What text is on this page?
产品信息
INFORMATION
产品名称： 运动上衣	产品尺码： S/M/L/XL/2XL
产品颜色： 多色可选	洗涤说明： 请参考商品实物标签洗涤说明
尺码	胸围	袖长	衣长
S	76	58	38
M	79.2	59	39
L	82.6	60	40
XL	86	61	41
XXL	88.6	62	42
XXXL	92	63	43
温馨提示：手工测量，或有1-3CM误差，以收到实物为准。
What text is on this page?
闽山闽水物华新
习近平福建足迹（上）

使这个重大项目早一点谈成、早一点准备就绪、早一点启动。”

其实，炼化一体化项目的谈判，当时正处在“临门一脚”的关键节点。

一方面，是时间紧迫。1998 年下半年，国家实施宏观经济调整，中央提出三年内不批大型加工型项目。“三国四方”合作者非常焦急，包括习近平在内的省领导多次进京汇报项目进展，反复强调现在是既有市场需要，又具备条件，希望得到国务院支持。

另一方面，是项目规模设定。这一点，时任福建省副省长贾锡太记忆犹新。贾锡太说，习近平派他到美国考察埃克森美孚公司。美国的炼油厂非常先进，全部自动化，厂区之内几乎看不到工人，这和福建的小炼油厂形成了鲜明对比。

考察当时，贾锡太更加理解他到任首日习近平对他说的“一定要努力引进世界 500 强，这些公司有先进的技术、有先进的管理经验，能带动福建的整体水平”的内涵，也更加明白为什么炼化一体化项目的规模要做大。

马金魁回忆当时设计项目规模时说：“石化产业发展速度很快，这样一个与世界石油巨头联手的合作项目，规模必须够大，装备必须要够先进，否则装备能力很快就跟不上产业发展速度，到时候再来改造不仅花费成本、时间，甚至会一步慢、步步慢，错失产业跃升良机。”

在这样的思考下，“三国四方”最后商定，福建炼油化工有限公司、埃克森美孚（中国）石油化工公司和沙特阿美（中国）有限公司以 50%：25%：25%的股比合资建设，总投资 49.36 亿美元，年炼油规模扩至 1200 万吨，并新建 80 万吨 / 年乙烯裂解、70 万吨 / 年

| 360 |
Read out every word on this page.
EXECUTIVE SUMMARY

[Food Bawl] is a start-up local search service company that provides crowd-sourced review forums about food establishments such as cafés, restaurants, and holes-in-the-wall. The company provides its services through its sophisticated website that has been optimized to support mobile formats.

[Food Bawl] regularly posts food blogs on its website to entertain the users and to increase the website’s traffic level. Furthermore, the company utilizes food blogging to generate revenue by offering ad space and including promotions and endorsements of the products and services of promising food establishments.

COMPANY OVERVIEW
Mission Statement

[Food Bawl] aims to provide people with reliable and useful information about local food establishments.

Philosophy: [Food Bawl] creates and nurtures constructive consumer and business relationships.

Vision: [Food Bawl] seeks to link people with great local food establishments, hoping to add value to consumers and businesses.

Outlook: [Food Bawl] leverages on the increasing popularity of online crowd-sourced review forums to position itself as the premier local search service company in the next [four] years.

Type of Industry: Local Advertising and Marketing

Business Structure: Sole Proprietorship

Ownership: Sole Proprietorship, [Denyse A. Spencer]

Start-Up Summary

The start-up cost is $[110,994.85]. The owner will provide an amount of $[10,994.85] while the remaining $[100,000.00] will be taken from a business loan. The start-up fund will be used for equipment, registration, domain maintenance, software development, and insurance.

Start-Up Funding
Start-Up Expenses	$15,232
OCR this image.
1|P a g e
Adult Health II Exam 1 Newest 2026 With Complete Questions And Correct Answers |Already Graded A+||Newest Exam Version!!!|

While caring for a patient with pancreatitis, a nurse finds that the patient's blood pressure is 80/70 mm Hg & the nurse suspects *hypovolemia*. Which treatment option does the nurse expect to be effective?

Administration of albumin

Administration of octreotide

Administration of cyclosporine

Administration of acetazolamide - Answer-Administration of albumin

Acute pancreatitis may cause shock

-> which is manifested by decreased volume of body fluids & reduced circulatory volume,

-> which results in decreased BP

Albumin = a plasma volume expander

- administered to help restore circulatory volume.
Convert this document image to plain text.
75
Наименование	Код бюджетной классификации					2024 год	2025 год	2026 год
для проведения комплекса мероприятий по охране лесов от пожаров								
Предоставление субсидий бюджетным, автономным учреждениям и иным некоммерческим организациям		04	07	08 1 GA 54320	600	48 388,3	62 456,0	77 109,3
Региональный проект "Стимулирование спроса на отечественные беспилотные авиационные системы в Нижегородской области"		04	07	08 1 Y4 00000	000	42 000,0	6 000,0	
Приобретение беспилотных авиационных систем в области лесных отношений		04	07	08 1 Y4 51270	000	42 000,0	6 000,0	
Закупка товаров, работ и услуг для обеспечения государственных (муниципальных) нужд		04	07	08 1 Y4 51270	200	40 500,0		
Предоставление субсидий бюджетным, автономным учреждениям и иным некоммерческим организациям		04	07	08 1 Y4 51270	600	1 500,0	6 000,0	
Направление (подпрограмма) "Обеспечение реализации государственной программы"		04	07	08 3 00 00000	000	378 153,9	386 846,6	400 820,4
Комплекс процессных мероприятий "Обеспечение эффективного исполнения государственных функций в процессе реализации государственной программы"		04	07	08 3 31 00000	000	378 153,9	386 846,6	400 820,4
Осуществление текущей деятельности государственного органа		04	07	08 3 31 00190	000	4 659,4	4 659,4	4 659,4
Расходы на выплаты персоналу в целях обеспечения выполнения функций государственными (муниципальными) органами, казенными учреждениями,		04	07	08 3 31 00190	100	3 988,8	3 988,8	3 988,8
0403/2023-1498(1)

+ + + + +

PROBLEM TO SOLVE: Write out the whole listing again, exactly as it stands.

WRITTEN SOLUTION:
What text is on this page?
产品信息
INFORMATION
产品名称： 运动上衣	产品尺码： S/M/L/XL/2XL
产品颜色： 多色可选	洗涤说明： 请参考商品实物标签洗涤说明
尺码	胸围	袖长	衣长
S	76	58	38
M	79.2	59	39
L	82.6	60	40
XL	86	61	41
XXL	88.6	62	42
XXXL	92	63	43
温馨提示：手工测量，或有1-3CM误差，以收到实物为准。
What text is on this page?
闽山闽水物华新
习近平福建足迹（上）

使这个重大项目早一点谈成、早一点准备就绪、早一点启动。”

其实，炼化一体化项目的谈判，当时正处在“临门一脚”的关键节点。

一方面，是时间紧迫。1998 年下半年，国家实施宏观经济调整，中央提出三年内不批大型加工型项目。“三国四方”合作者非常焦急，包括习近平在内的省领导多次进京汇报项目进展，反复强调现在是既有市场需要，又具备条件，希望得到国务院支持。

另一方面，是项目规模设定。这一点，时任福建省副省长贾锡太记忆犹新。贾锡太说，习近平派他到美国考察埃克森美孚公司。美国的炼油厂非常先进，全部自动化，厂区之内几乎看不到工人，这和福建的小炼油厂形成了鲜明对比。

考察当时，贾锡太更加理解他到任首日习近平对他说的“一定要努力引进世界 500 强，这些公司有先进的技术、有先进的管理经验，能带动福建的整体水平”的内涵，也更加明白为什么炼化一体化项目的规模要做大。

马金魁回忆当时设计项目规模时说：“石化产业发展速度很快，这样一个与世界石油巨头联手的合作项目，规模必须够大，装备必须要够先进，否则装备能力很快就跟不上产业发展速度，到时候再来改造不仅花费成本、时间，甚至会一步慢、步步慢，错失产业跃升良机。”

在这样的思考下，“三国四方”最后商定，福建炼油化工有限公司、埃克森美孚（中国）石油化工公司和沙特阿美（中国）有限公司以 50%：25%：25%的股比合资建设，总投资 49.36 亿美元，年炼油规模扩至 1200 万吨，并新建 80 万吨 / 年乙烯裂解、70 万吨 / 年

| 360 |
Read out every word on this page.
EXECUTIVE SUMMARY

[Food Bawl] is a start-up local search service company that provides crowd-sourced review forums about food establishments such as cafés, restaurants, and holes-in-the-wall. The company provides its services through its sophisticated website that has been optimized to support mobile formats.

[Food Bawl] regularly posts food blogs on its website to entertain the users and to increase the website’s traffic level. Furthermore, the company utilizes food blogging to generate revenue by offering ad space and including promotions and endorsements of the products and services of promising food establishments.

COMPANY OVERVIEW
Mission Statement

[Food Bawl] aims to provide people with reliable and useful information about local food establishments.

Philosophy: [Food Bawl] creates and nurtures constructive consumer and business relationships.

Vision: [Food Bawl] seeks to link people with great local food establishments, hoping to add value to consumers and businesses.

Outlook: [Food Bawl] leverages on the increasing popularity of online crowd-sourced review forums to position itself as the premier local search service company in the next [four] years.

Type of Industry: Local Advertising and Marketing

Business Structure: Sole Proprietorship

Ownership: Sole Proprietorship, [Denyse A. Spencer]

Start-Up Summary

The start-up cost is $[110,994.85]. The owner will provide an amount of $[10,994.85] while the remaining $[100,000.00] will be taken from a business loan. The start-up fund will be used for equipment, registration, domain maintenance, software development, and insurance.

Start-Up Funding
Start-Up Expenses	$15,232
OCR this image.
1|P a g e
Adult Health II Exam 1 Newest 2026 With Complete Questions And Correct Answers |Already Graded A+||Newest Exam Version!!!|

While caring for a patient with pancreatitis, a nurse finds that the patient's blood pressure is 80/70 mm Hg & the nurse suspects *hypovolemia*. Which treatment option does the nurse expect to be effective?

Administration of albumin

Administration of octreotide

Administration of cyclosporine

Administration of acetazolamide - Answer-Administration of albumin

Acute pancreatitis may cause shock

-> which is manifested by decreased volume of body fluids & reduced circulatory volume,

-> which results in decreased BP

Albumin = a plasma volume expander

- administered to help restore circulatory volume.
Convert this document image to plain text.
75
Наименование	Код бюджетной классификации					2024 год	2025 год	2026 год
для проведения комплекса мероприятий по охране лесов от пожаров								
Предоставление субсидий бюджетным, автономным учреждениям и иным некоммерческим организациям		04	07	08 1 GA 54320	600	48 388,3	62 456,0	77 109,3
Региональный проект "Стимулирование спроса на отечественные беспилотные авиационные системы в Нижегородской области"		04	07	08 1 Y4 00000	000	42 000,0	6 000,0	
Приобретение беспилотных авиационных систем в области лесных отношений		04	07	08 1 Y4 51270	000	42 000,0	6 000,0	
Закупка товаров, работ и услуг для обеспечения государственных (муниципальных) нужд		04	07	08 1 Y4 51270	200	40 500,0		
Предоставление субсидий бюджетным, автономным учреждениям и иным некоммерческим организациям		04	07	08 1 Y4 51270	600	1 500,0	6 000,0	
Направление (подпрограмма) "Обеспечение реализации государственной программы"		04	07	08 3 00 00000	000	378 153,9	386 846,6	400 820,4
Комплекс процессных мероприятий "Обеспечение эффективного исполнения государственных функций в процессе реализации государственной программы"		04	07	08 3 31 00000	000	378 153,9	386 846,6	400 820,4
Осуществление текущей деятельности государственного органа		04	07	08 3 31 00190	000	4 659,4	4 659,4	4 659,4
Расходы на выплаты персоналу в целях обеспечения выполнения функций государственными (муниципальными) органами, казенными учреждениями,		04	07	08 3 31 00190	100	3 988,8	3 988,8	3 988,8
0403/2023-1498(1)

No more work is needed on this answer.